» INSTRUCTIONS TO FOLLOW: Pick out each line with the word "towing" from the material that follows.

» THE RECORDS:
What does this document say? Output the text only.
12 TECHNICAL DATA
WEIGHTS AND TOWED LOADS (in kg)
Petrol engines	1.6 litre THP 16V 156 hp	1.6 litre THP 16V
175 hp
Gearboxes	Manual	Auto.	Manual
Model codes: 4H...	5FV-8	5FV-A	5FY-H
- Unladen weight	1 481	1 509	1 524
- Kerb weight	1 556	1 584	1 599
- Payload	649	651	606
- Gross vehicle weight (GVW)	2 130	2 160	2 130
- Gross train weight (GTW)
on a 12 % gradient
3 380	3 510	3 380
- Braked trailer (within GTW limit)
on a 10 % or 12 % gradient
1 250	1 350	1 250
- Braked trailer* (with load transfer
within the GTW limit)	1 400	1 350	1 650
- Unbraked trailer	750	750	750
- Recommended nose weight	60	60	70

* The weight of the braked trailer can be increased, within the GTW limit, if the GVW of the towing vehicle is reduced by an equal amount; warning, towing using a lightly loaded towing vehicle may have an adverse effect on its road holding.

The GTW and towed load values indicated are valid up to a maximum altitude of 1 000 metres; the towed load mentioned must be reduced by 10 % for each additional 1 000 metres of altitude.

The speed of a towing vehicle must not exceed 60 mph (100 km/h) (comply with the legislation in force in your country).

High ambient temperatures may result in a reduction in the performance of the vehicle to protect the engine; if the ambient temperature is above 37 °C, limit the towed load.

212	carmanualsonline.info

» REPLY TO THE TASK:
* The weight of the braked trailer can be increased, within the GTW limit, if the GVW of the towing vehicle is reduced by an equal amount; warning, towing using a lightly loaded towing vehicle may have an adverse effect on its road holding.
The speed of a towing vehicle must not exceed 60 mph (100 km/h) (comply with the legislation in force in your country).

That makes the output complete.